Your task: Count the lines of the data that contain the string "legend", matching case exactly, and give only that number.

################

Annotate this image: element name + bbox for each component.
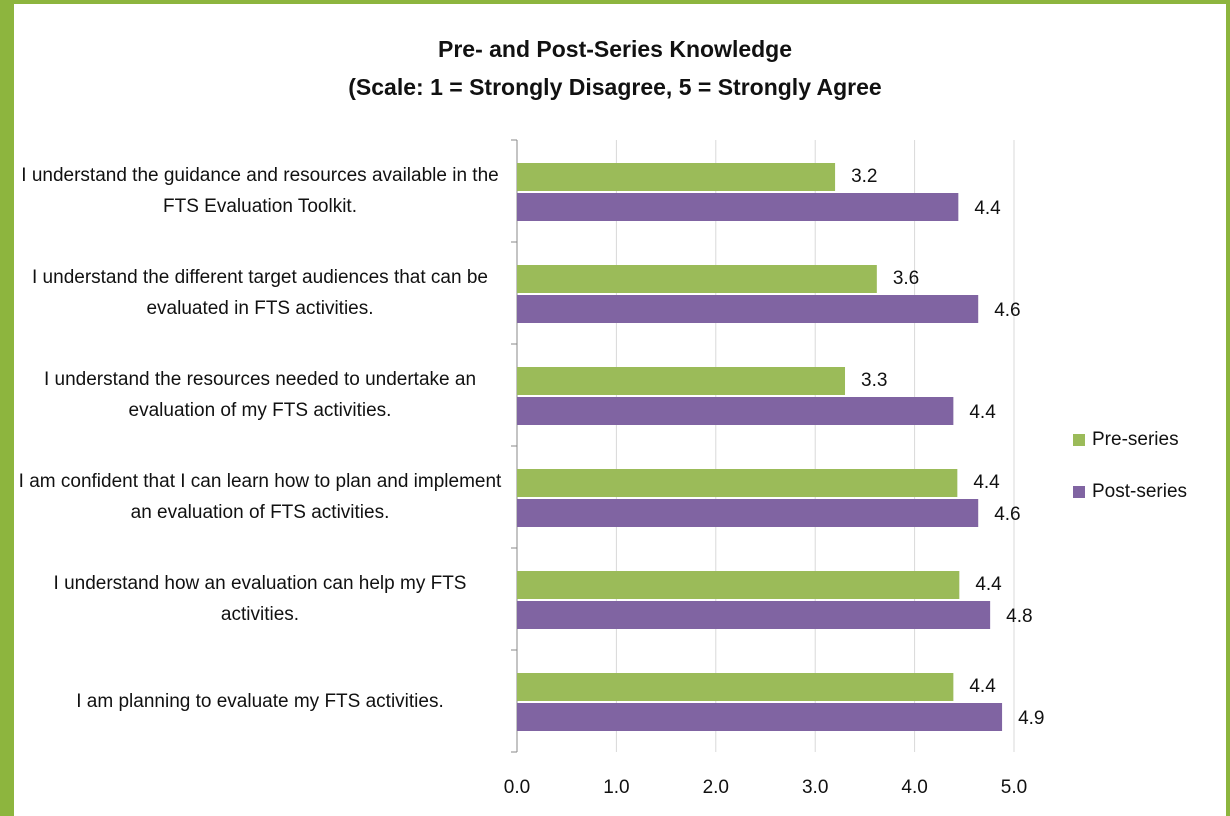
data-label: 4.6 bbox=[994, 504, 1020, 525]
legend-label: Pre-series bbox=[1092, 429, 1179, 450]
bar bbox=[517, 193, 959, 221]
data-label: 4.8 bbox=[1006, 606, 1032, 627]
bar bbox=[517, 469, 958, 497]
bar bbox=[517, 367, 846, 395]
data-label: 4.4 bbox=[969, 676, 996, 697]
data-label: 4.9 bbox=[1018, 708, 1044, 729]
chart-subtitle: (Scale: 1 = Strongly Disagree, 5 = Stron… bbox=[348, 74, 882, 100]
data-label: 4.4 bbox=[973, 472, 1000, 493]
data-label: 4.6 bbox=[994, 300, 1020, 321]
category-label: I am confident that I can learn how to p… bbox=[18, 471, 502, 523]
data-label: 4.4 bbox=[975, 574, 1002, 595]
bar bbox=[517, 673, 954, 701]
data-label: 3.2 bbox=[851, 166, 877, 187]
data-label: 4.4 bbox=[969, 402, 996, 423]
bar bbox=[517, 163, 836, 191]
category-label: I understand the guidance and resources … bbox=[21, 165, 499, 217]
data-label: 3.3 bbox=[861, 370, 887, 391]
bar bbox=[517, 703, 1003, 731]
legend-swatch bbox=[1073, 486, 1085, 498]
bar bbox=[517, 571, 960, 599]
x-tick-label: 5.0 bbox=[1001, 777, 1027, 798]
legend-label: Post-series bbox=[1092, 481, 1187, 502]
bar bbox=[517, 397, 954, 425]
category-label: I am planning to evaluate my FTS activit… bbox=[76, 690, 444, 712]
bar bbox=[517, 499, 979, 527]
category-label: I understand how an evaluation can help … bbox=[53, 573, 467, 625]
chart-title: Pre- and Post-Series Knowledge bbox=[437, 36, 793, 62]
category-label: I understand the different target audien… bbox=[32, 267, 488, 319]
x-tick-label: 2.0 bbox=[703, 777, 729, 798]
legend-swatch bbox=[1073, 434, 1085, 446]
x-tick-label: 1.0 bbox=[603, 777, 629, 798]
data-label: 3.6 bbox=[893, 268, 919, 289]
x-tick-label: 4.0 bbox=[901, 777, 927, 798]
bar bbox=[517, 601, 991, 629]
x-tick-label: 0.0 bbox=[504, 777, 530, 798]
x-tick-label: 3.0 bbox=[802, 777, 828, 798]
bar bbox=[517, 295, 979, 323]
category-label: I understand the resources needed to und… bbox=[43, 369, 477, 421]
bar bbox=[517, 265, 877, 293]
data-label: 4.4 bbox=[974, 198, 1001, 219]
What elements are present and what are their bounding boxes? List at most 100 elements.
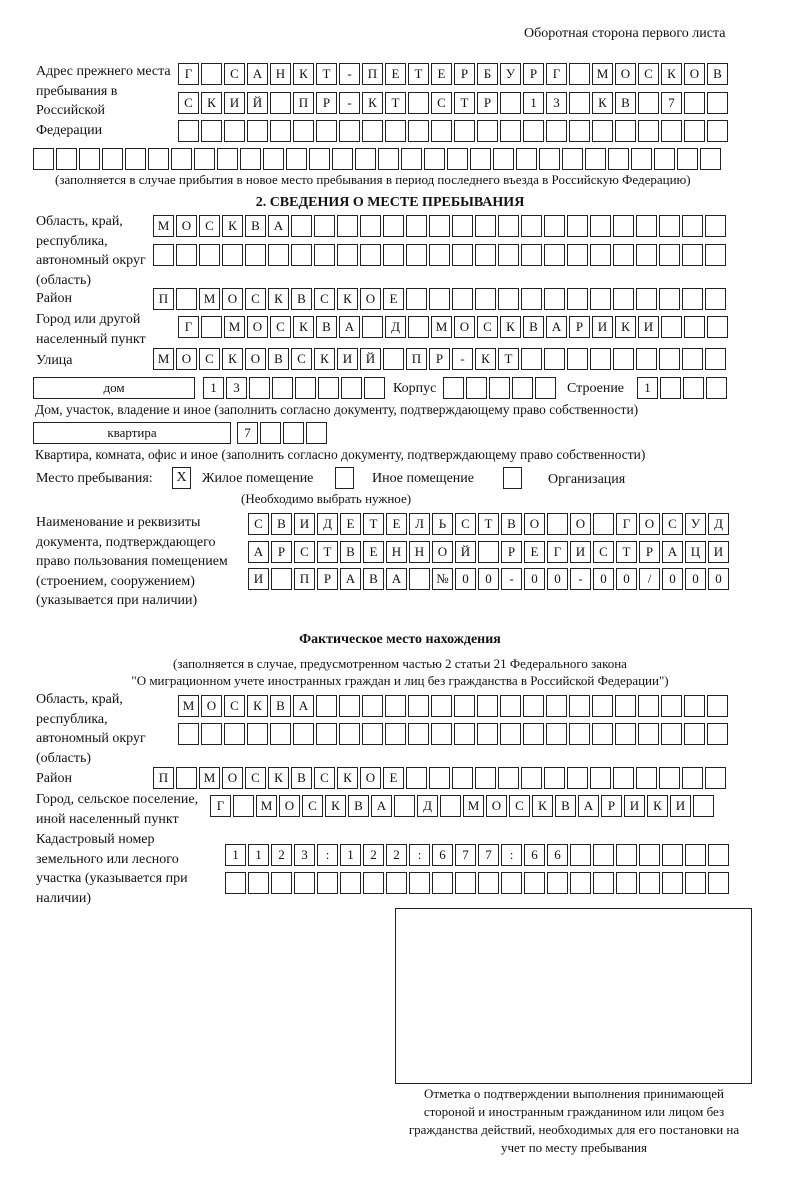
char-cell[interactable]: [661, 723, 682, 745]
char-cell[interactable]: [706, 377, 727, 399]
char-cell[interactable]: П: [294, 568, 315, 590]
char-cell[interactable]: [408, 695, 429, 717]
char-cell[interactable]: К: [615, 316, 636, 338]
char-cell[interactable]: -: [501, 568, 522, 590]
char-cell[interactable]: О: [684, 63, 705, 85]
char-cell[interactable]: С: [314, 767, 335, 789]
char-cell[interactable]: С: [638, 63, 659, 85]
char-cell[interactable]: С: [248, 513, 269, 535]
char-cell[interactable]: 6: [432, 844, 453, 866]
char-cell[interactable]: [639, 844, 660, 866]
char-cell[interactable]: [363, 872, 384, 894]
char-cell[interactable]: [314, 215, 335, 237]
char-cell[interactable]: 2: [271, 844, 292, 866]
char-cell[interactable]: [362, 120, 383, 142]
char-cell[interactable]: [362, 316, 383, 338]
char-cell[interactable]: [217, 148, 238, 170]
char-cell[interactable]: [314, 244, 335, 266]
char-cell[interactable]: [682, 288, 703, 310]
char-cell[interactable]: О: [247, 316, 268, 338]
char-cell[interactable]: [176, 244, 197, 266]
char-cell[interactable]: 6: [524, 844, 545, 866]
char-cell[interactable]: В: [270, 695, 291, 717]
char-cell[interactable]: С: [294, 541, 315, 563]
char-cell[interactable]: Г: [616, 513, 637, 535]
char-cell[interactable]: [466, 377, 487, 399]
char-cell[interactable]: [176, 767, 197, 789]
char-cell[interactable]: [613, 215, 634, 237]
char-cell[interactable]: [705, 288, 726, 310]
char-cell[interactable]: [567, 244, 588, 266]
char-cell[interactable]: [544, 244, 565, 266]
char-cell[interactable]: В: [501, 513, 522, 535]
char-cell[interactable]: [615, 120, 636, 142]
char-cell[interactable]: 7: [661, 92, 682, 114]
char-cell[interactable]: [271, 568, 292, 590]
char-cell[interactable]: [454, 695, 475, 717]
char-cell[interactable]: [383, 348, 404, 370]
char-cell[interactable]: [271, 872, 292, 894]
house-type-field[interactable]: дом: [33, 377, 195, 399]
char-cell[interactable]: [424, 148, 445, 170]
char-cell[interactable]: 0: [616, 568, 637, 590]
char-cell[interactable]: [638, 695, 659, 717]
char-cell[interactable]: [394, 795, 415, 817]
char-cell[interactable]: [590, 215, 611, 237]
char-cell[interactable]: [332, 148, 353, 170]
char-cell[interactable]: К: [268, 767, 289, 789]
char-cell[interactable]: [593, 872, 614, 894]
char-cell[interactable]: В: [363, 568, 384, 590]
char-cell[interactable]: [431, 723, 452, 745]
char-cell[interactable]: К: [500, 316, 521, 338]
char-cell[interactable]: О: [486, 795, 507, 817]
char-cell[interactable]: В: [555, 795, 576, 817]
char-cell[interactable]: [521, 244, 542, 266]
char-cell[interactable]: [684, 316, 705, 338]
char-cell[interactable]: П: [153, 767, 174, 789]
char-cell[interactable]: Ц: [685, 541, 706, 563]
char-cell[interactable]: [153, 244, 174, 266]
char-cell[interactable]: [615, 723, 636, 745]
char-cell[interactable]: [316, 723, 337, 745]
char-cell[interactable]: Р: [316, 92, 337, 114]
char-cell[interactable]: [592, 120, 613, 142]
char-cell[interactable]: [544, 767, 565, 789]
char-cell[interactable]: С: [224, 63, 245, 85]
char-cell[interactable]: О: [222, 767, 243, 789]
char-cell[interactable]: [662, 844, 683, 866]
char-cell[interactable]: [593, 844, 614, 866]
char-cell[interactable]: И: [638, 316, 659, 338]
char-cell[interactable]: [245, 244, 266, 266]
char-cell[interactable]: [693, 795, 714, 817]
char-cell[interactable]: [383, 215, 404, 237]
char-cell[interactable]: [225, 872, 246, 894]
char-cell[interactable]: Т: [498, 348, 519, 370]
char-cell[interactable]: [501, 872, 522, 894]
char-cell[interactable]: Т: [316, 63, 337, 85]
char-cell[interactable]: [524, 872, 545, 894]
char-cell[interactable]: П: [153, 288, 174, 310]
char-cell[interactable]: 1: [203, 377, 224, 399]
char-cell[interactable]: [340, 872, 361, 894]
char-cell[interactable]: -: [339, 92, 360, 114]
char-cell[interactable]: [470, 148, 491, 170]
char-cell[interactable]: [700, 148, 721, 170]
char-cell[interactable]: Р: [271, 541, 292, 563]
char-cell[interactable]: [318, 377, 339, 399]
char-cell[interactable]: [401, 148, 422, 170]
char-cell[interactable]: У: [500, 63, 521, 85]
char-cell[interactable]: [260, 422, 281, 444]
char-cell[interactable]: [684, 695, 705, 717]
char-cell[interactable]: [224, 723, 245, 745]
char-cell[interactable]: [316, 695, 337, 717]
char-cell[interactable]: [148, 148, 169, 170]
char-cell[interactable]: [523, 695, 544, 717]
char-cell[interactable]: [546, 120, 567, 142]
char-cell[interactable]: И: [248, 568, 269, 590]
char-cell[interactable]: К: [661, 63, 682, 85]
char-cell[interactable]: [661, 120, 682, 142]
char-cell[interactable]: С: [593, 541, 614, 563]
char-cell[interactable]: [498, 288, 519, 310]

################

Answer to the problem: 4